The exercise – Starting with the line that holds "OCR this image.", copy out each remaining line of the listing below, up to and including the last one, and include nothing else.

======

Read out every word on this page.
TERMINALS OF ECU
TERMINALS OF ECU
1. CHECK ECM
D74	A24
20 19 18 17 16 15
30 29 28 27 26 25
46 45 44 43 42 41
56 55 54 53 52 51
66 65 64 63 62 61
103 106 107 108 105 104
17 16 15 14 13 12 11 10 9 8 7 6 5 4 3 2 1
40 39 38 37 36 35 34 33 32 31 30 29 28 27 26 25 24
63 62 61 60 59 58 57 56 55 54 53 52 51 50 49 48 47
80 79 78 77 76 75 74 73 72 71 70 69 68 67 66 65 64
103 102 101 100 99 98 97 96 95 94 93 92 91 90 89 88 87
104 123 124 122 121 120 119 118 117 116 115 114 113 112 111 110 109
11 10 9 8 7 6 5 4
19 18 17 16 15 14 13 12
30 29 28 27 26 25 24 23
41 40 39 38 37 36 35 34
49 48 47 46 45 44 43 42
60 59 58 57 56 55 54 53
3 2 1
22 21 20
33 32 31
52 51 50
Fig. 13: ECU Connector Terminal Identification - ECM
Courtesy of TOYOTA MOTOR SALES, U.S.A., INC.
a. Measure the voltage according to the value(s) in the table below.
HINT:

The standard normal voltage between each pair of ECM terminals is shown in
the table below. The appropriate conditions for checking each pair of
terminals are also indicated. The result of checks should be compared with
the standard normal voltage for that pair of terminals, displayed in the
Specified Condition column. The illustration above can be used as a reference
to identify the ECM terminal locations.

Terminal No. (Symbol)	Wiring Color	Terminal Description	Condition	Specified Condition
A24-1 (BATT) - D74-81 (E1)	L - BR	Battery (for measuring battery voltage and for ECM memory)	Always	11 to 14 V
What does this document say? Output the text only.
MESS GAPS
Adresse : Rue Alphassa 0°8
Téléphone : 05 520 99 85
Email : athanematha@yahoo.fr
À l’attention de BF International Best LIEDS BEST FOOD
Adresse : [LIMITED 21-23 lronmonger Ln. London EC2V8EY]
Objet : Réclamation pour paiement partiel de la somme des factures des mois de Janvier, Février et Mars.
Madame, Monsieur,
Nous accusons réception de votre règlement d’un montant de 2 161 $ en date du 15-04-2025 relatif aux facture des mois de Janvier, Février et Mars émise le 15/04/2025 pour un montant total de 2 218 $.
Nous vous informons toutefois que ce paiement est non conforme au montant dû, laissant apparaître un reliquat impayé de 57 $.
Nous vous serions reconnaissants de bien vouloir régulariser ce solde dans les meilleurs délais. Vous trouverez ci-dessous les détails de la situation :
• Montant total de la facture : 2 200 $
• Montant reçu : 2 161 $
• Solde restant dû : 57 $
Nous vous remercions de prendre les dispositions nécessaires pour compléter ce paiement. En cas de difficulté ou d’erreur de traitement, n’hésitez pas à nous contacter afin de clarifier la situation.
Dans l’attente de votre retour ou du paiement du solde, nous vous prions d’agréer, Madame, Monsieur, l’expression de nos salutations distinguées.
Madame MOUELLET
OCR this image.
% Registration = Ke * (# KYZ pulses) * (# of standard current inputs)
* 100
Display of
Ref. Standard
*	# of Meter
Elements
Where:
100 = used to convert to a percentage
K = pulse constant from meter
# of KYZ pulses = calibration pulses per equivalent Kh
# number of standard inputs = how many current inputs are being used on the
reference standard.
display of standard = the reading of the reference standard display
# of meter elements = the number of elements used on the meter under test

======

Response to the exercise –
OCR this image.
% Registration = Ke * (# KYZ pulses) * (# of standard current inputs)
* 100
Display of
Ref. Standard
*	# of Meter
Elements
Where:
100 = used to convert to a percentage
K = pulse constant from meter
# of KYZ pulses = calibration pulses per equivalent Kh
# number of standard inputs = how many current inputs are being used on the
reference standard.
display of standard = the reading of the reference standard display
# of meter elements = the number of elements used on the meter under test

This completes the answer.